DOCUMENT PASSAGE:
━━━━

Harrington v. California

Decision Date02 June 1969
Docket NumberNo. 750,750
Citation89 S.Ct. 1726,23 L.Ed.2d 284,395 U.S. 250
PartiesGlen Martin HARRINGTON, Petitioner, v. State of CALIFORNIA
CourtU.S. Supreme Court

Roger S. Hanson, Los Angeles, Cal., for petitioner.

James H. Kline, San Marino, Cal., for respondent.

Mr. Justice DOUGLAS delivered the opinion of the Court.

We held in Chapman v. California, 386 U.S. 18, 87 S.Ct. 824, 17 L.Ed.2d 705 that 'before a federal constitutional error can be held harmless, the court must be able to declare a belief that it was harmless beyond a reasonable doubt.' Id., at 24, 87 S.Ct., at 828. We said that, although 'there are some constitutional rights so basic to a fair trial that their infraction can never be treated as harmless error' (id., at 23, 87 S.Ct., at 827), not all 'TRIAL ERRORS WHICH VIOLATE THE CONSTITUTion automatically call for reversaL.' Ibid.

The question whether the alleged error in the present case was 'harmless' under the rule of Chapman arose in a state trial for attempted robbery and first-degree murder. Four men were tried together—Harrington, a Caucasian, and Bosby, Rhone, and Cooper, Negroes—over an objection by Harrington that his trial should be severed. Each of his three codefendants confessed and their confessions were introduced at the trial with limiting instructions that the jury was to consider each confession only against the confessor. Rhone took the stand and Harrington's counsel cross-examined him. The other two did not take the stand.1

In Bruton v. United States, 391 U.S. 123, 88 S.Ct. 1620, 20 L.Ed.2d 476, a confession of a codefendant who did not take the stand was used against Bruton in a federal prosecution. We held that Bruton had been denied his rights under the Confrontation Clause of the Sixth Amendment. Since the Confrontation Clause is applicable as well in state trials by reason of the Due Process Clause of the Fourteenth Amendment (Pointer v. Texas, 380 U.S. 400, 85 S.Ct. 1065, 13 L.Ed.2d 923), the rule of Bruton applies here.

━━━━

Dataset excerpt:
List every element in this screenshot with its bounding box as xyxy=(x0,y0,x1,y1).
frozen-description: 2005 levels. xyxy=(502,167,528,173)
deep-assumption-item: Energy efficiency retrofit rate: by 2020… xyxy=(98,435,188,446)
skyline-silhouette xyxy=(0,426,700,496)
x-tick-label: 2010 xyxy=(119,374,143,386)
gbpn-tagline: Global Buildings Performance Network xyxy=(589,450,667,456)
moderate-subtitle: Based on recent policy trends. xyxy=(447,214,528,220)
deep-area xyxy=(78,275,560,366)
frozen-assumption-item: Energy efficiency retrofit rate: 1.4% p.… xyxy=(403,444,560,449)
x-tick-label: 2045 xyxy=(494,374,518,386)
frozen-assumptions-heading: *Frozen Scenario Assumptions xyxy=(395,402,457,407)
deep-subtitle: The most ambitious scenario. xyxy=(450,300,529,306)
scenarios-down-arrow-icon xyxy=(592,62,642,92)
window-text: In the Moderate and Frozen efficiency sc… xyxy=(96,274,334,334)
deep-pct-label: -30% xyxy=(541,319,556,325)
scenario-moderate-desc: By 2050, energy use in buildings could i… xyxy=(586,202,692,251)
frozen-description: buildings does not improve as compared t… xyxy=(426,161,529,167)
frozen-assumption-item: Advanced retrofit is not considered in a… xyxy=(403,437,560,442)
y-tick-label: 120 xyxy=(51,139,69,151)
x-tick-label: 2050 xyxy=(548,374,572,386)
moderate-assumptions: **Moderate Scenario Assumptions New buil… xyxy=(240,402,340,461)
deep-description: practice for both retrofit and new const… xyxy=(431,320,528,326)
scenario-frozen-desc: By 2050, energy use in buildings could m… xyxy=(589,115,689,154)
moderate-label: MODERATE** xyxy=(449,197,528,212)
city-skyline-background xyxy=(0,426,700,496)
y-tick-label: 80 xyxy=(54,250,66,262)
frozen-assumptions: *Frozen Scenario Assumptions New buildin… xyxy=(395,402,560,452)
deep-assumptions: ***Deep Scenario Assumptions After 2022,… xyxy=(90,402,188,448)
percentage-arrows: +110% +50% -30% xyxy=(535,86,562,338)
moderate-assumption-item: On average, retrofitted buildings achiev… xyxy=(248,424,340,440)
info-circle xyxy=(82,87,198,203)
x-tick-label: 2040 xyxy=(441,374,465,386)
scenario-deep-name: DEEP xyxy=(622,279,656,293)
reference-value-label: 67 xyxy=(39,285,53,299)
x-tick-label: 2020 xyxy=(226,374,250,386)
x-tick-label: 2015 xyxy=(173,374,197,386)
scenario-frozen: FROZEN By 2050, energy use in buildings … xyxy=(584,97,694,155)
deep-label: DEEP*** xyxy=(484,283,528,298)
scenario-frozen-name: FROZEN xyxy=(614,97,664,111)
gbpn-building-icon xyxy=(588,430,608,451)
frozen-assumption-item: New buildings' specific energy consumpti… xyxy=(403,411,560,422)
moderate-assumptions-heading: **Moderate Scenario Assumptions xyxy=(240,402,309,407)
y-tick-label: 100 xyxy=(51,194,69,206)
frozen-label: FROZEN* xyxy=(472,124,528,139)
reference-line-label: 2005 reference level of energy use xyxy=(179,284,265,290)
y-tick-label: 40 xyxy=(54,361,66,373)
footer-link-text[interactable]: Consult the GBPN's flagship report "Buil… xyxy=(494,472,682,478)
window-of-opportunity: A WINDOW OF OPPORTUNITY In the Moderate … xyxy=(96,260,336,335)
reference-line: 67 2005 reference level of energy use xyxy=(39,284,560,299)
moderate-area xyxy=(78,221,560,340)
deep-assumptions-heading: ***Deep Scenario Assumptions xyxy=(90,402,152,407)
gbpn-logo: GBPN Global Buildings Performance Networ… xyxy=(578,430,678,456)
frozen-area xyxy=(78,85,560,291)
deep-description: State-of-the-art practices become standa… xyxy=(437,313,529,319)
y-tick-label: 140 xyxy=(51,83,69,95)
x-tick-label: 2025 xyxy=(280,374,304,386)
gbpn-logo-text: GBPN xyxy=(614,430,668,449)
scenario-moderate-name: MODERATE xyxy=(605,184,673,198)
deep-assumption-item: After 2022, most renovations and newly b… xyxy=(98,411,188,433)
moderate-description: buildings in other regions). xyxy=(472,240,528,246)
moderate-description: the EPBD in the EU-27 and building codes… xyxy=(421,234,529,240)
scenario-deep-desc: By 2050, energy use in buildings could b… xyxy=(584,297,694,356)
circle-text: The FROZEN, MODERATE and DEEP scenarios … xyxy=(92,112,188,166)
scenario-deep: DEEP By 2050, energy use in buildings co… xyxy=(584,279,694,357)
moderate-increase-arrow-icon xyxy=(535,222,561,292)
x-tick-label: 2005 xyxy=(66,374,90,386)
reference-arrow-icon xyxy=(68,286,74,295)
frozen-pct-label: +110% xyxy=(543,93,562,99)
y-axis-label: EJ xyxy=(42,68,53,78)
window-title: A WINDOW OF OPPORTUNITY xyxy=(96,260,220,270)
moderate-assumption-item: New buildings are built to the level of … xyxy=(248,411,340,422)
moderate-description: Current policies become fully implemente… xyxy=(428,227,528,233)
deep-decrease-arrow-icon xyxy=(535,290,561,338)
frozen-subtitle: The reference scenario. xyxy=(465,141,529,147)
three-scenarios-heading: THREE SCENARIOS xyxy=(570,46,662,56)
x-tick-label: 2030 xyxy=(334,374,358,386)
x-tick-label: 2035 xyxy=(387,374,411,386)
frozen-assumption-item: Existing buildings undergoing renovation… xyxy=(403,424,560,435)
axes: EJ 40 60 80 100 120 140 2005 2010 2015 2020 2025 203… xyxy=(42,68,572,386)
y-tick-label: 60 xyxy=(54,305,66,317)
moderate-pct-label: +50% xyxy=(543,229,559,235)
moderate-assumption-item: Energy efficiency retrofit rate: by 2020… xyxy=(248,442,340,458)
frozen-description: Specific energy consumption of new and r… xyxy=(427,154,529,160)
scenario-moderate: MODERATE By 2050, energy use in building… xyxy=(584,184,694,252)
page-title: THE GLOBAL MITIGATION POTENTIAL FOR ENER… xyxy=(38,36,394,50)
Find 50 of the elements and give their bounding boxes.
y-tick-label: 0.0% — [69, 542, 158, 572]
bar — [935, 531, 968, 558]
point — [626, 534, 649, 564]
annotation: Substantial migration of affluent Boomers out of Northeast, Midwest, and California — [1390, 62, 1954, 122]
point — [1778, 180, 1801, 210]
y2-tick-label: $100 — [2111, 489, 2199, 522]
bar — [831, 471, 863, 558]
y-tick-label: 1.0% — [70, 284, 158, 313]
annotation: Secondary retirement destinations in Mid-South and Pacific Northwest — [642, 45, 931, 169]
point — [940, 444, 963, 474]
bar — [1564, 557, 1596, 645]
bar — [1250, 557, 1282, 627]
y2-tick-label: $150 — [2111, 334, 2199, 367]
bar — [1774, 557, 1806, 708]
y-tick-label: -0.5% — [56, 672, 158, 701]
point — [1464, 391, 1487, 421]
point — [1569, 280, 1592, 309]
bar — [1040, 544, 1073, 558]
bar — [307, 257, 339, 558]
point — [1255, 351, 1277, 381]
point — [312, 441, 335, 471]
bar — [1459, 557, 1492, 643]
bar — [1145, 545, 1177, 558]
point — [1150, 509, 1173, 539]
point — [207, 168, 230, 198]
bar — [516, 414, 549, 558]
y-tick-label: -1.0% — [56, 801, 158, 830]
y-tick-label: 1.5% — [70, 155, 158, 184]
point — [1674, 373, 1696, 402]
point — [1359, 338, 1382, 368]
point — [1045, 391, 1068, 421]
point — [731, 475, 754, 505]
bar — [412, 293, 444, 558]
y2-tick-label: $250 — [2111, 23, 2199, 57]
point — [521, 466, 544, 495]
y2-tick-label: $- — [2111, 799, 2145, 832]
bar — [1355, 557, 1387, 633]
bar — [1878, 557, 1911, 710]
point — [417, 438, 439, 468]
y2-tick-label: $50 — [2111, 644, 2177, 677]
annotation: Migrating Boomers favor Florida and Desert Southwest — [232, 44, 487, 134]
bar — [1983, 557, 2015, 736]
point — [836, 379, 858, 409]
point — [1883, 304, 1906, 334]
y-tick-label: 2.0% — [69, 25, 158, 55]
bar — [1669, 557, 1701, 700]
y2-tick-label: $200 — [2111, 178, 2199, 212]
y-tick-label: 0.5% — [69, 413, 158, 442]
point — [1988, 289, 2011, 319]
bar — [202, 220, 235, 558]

━━━━

GIVEN PROBLEM A: Turn the paragraph of the Harrington v. California opinion that begins "The question whether the alleged error" into a short bulleted list that keeps its main facts.
GIVEN PROBLEM B: Carry the Harrington v. California opinion forward from its last sentence.
The entries play no part in the work asked for here.

OUTPUT A:
- The issue is whether the alleged error was "harmless" under the rule of Chapman.
- It arose in a state trial for attempted robbery and first-degree murder.
- Four men were tried together: Harrington, a Caucasian, and Bosby, Rhone, and Cooper, Negroes.
- Harrington objected and asked that his trial be severed.
- Each of the three codefendants confessed. Their confessions were introduced with instructions that the jury consider each confession only against the confessor.
- Rhone took the stand and was cross-examined by Harrington's counsel. Bosby and Cooper did not testify.

OUTPUT B:
The California Court of Appeal affirmed the convictions, 256 Cal.App.2d 209, 64 Cal.Rptr. 159, and the Supreme Court denied a petition for a hearing. We granted the petition for certiorari to consider whether the violation of Bruton was on these special facts harmless error under Chapman.

Petitioner made statements which fell short of a confession but which placed him at the scene of the crime. He admitted that Bosby was the trigger man that he fled with the other three; and that after the murder he dyed his hair black and shaved off his moustache. Several eyewitnesses placed petitioner at the scene of the crime. But two of them had previously told the police that four Negroes committed the crime. Rhone's confession, however, placed Harrington inside the store with a gun at the time of the attempted robbery and murder.

Cooper's confession did not refer o Harrington by name. He referred to the fourth man as 'the white boy' or 'this white guy.' And he described him by age, height, and weight.

Bosby's confession likewise did not mention Harrington by name but referred to him as a blond-headed fellow or 'the white guy' or 'the Patty.'

Both Cooper and Bosby said in their confessions that they did not see 'the white guy' with a gun, which is at variance with the testimony of the prosecution witnesses.

Petitioner argues that it is irrelevant that he was not named in Cooper's and Bosby's confessions, that reference to 'the white guy' made it as clear as pointing and shouting that the person referred to was the white man in the dock with the three Negroes. We make the same assumption. But we conclude that on these special facts the lack of opportunity to cross-examine Cooper and Bosby constituted harmless error under the rule of Chapman.

Rhone, whom Harrington's counsel cross-examined, placed him in the store with a gun at the time of the murder. Harrington himself agreed he was there. Others testified he had a gun and was an active participant. Cooper and Bosby did not put a gun in his hands when he denied it.2 They did place him at the scene of the crime. But others, including Harrington himself, did the same. Their evidence, supplied through their confessions, was of course cumulative. But apart from them the case against Harrington was so overwhelming that we conclude that this violation of Bruton was harmless beyond a reasonable doubt, unless we adopt the minority view in Chapman (386 U.S. at 42—45, 87 S.Ct., at 836—838) that a departure from constitutional procedures should result in an automatic reversal, regardless of the weight of the evidence.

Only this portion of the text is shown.